--- Begin ---

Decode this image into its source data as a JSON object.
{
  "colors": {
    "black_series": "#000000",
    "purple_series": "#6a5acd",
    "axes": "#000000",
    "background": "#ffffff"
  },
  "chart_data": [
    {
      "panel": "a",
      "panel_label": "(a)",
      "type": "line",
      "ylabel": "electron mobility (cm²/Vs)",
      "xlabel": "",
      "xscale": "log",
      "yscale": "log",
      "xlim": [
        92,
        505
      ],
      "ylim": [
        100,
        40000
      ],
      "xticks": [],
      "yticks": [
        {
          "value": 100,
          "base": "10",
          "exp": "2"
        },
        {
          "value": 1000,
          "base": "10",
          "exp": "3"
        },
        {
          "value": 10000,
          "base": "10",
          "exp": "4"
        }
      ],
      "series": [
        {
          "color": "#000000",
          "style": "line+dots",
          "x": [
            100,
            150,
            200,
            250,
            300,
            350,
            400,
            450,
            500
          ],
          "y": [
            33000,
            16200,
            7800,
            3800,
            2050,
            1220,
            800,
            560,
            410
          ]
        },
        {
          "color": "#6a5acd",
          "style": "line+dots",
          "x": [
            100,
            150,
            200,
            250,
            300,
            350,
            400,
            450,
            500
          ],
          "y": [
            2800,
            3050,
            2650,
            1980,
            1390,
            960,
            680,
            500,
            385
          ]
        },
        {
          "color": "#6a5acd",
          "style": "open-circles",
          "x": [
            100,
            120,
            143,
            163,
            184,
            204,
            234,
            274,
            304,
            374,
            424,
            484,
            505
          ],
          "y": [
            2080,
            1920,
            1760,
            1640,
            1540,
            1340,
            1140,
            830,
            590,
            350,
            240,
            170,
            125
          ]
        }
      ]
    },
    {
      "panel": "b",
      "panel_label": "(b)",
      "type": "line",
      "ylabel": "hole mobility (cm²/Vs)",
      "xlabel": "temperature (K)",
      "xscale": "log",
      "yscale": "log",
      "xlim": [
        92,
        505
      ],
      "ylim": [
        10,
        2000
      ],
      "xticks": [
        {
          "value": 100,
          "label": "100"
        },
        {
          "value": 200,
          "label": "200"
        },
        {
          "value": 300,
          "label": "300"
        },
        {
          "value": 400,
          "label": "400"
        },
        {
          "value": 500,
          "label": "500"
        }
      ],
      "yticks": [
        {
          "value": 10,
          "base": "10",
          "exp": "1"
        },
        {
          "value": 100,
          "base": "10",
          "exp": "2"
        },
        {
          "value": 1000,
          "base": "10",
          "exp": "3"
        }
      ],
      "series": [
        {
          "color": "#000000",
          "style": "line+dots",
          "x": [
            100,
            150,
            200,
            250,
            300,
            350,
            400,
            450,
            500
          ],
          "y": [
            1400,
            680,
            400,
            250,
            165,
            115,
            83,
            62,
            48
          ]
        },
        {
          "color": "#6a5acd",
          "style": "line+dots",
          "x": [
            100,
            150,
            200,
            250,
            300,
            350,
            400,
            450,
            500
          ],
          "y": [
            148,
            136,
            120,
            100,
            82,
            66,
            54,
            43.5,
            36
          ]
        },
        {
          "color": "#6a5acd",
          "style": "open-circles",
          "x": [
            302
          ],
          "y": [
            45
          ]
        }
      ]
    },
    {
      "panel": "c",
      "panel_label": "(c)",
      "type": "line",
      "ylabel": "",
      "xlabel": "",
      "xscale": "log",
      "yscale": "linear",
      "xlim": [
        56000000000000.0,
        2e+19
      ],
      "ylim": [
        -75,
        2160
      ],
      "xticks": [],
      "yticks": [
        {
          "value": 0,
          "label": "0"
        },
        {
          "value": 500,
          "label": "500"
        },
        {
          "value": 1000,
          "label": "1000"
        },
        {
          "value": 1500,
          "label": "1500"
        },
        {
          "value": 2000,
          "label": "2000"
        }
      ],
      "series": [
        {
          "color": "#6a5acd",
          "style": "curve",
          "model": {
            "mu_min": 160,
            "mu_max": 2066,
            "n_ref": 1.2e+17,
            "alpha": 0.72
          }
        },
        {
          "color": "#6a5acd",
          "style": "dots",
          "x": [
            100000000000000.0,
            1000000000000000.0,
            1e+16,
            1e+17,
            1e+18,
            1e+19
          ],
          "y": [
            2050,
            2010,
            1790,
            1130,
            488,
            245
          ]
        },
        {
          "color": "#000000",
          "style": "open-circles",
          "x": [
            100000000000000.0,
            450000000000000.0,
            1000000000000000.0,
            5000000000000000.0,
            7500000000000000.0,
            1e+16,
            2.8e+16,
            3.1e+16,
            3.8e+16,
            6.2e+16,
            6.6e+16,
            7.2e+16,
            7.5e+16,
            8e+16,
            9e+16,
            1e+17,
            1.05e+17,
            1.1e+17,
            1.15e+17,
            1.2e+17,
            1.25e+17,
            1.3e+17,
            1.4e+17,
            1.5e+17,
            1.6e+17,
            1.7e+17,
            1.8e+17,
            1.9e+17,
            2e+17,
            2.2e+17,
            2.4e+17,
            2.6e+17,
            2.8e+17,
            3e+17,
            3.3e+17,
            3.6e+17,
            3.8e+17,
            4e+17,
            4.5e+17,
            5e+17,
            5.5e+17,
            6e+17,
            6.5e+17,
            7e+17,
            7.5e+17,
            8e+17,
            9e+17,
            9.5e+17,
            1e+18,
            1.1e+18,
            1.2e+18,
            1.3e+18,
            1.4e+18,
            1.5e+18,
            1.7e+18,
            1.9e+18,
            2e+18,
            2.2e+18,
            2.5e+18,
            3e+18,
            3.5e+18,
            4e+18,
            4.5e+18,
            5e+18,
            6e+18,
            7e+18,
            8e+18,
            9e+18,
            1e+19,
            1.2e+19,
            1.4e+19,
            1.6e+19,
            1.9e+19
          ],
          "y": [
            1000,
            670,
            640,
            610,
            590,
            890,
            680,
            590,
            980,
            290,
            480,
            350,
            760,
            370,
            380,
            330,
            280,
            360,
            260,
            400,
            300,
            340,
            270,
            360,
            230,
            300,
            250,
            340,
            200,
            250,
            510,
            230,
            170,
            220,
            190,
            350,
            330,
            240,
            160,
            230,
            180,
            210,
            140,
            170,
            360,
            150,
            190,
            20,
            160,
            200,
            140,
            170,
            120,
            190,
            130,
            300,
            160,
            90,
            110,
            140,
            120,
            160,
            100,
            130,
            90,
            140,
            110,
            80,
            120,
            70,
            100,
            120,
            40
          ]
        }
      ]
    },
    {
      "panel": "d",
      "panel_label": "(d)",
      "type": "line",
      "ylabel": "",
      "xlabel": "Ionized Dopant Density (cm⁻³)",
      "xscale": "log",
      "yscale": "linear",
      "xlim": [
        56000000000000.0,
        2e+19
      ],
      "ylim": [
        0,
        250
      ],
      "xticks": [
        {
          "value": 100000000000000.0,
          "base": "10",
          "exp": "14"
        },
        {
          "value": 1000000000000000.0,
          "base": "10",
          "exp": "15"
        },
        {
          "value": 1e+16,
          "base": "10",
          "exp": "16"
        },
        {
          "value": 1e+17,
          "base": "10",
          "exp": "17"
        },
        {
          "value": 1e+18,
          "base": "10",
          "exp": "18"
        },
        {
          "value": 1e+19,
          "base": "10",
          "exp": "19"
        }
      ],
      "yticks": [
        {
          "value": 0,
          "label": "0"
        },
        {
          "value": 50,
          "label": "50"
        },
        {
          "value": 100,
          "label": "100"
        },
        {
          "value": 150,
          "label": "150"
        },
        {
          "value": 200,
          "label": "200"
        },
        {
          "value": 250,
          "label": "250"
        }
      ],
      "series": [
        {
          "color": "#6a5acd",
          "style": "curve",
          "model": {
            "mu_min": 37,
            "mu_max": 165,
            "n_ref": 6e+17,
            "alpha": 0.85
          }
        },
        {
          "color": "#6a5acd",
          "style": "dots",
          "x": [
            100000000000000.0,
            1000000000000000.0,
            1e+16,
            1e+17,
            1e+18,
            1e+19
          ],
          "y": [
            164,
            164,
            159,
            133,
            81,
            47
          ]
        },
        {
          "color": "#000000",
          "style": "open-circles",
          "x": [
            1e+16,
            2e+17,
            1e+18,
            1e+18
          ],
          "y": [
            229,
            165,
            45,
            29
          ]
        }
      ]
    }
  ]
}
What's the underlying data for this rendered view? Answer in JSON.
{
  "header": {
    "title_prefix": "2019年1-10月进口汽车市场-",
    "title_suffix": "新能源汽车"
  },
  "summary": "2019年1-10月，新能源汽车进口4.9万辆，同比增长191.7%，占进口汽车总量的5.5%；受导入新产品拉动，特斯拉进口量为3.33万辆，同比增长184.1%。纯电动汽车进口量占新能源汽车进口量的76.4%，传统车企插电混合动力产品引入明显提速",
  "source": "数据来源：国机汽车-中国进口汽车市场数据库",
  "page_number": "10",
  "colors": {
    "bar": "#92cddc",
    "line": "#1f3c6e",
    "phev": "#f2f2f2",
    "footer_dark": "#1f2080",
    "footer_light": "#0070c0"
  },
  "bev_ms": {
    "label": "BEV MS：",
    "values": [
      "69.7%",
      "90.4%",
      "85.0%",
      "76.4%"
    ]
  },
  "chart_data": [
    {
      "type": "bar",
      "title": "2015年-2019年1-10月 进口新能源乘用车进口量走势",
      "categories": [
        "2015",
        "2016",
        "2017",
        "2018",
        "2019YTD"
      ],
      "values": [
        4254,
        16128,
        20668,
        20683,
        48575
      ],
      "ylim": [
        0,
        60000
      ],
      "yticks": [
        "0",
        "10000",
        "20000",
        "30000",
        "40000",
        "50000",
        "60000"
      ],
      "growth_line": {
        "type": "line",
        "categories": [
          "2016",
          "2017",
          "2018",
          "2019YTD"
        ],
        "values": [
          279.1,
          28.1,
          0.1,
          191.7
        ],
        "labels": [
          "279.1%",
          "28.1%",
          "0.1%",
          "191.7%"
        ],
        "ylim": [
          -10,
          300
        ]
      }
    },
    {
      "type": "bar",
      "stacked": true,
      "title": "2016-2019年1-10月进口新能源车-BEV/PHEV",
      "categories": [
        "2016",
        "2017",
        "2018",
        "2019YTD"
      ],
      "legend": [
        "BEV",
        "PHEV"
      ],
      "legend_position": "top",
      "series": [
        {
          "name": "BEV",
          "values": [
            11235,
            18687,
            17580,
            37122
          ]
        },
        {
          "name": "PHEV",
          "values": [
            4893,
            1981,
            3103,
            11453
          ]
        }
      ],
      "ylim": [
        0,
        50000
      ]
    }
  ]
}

--- End ---

→ **EXERCISE OBJECTIVE**
Collect every line from the records above that contains the word "JSON".

→ **FINISHED EXERCISE**
Decode this image into its source data as a JSON object.
What's the underlying data for this rendered view? Answer in JSON.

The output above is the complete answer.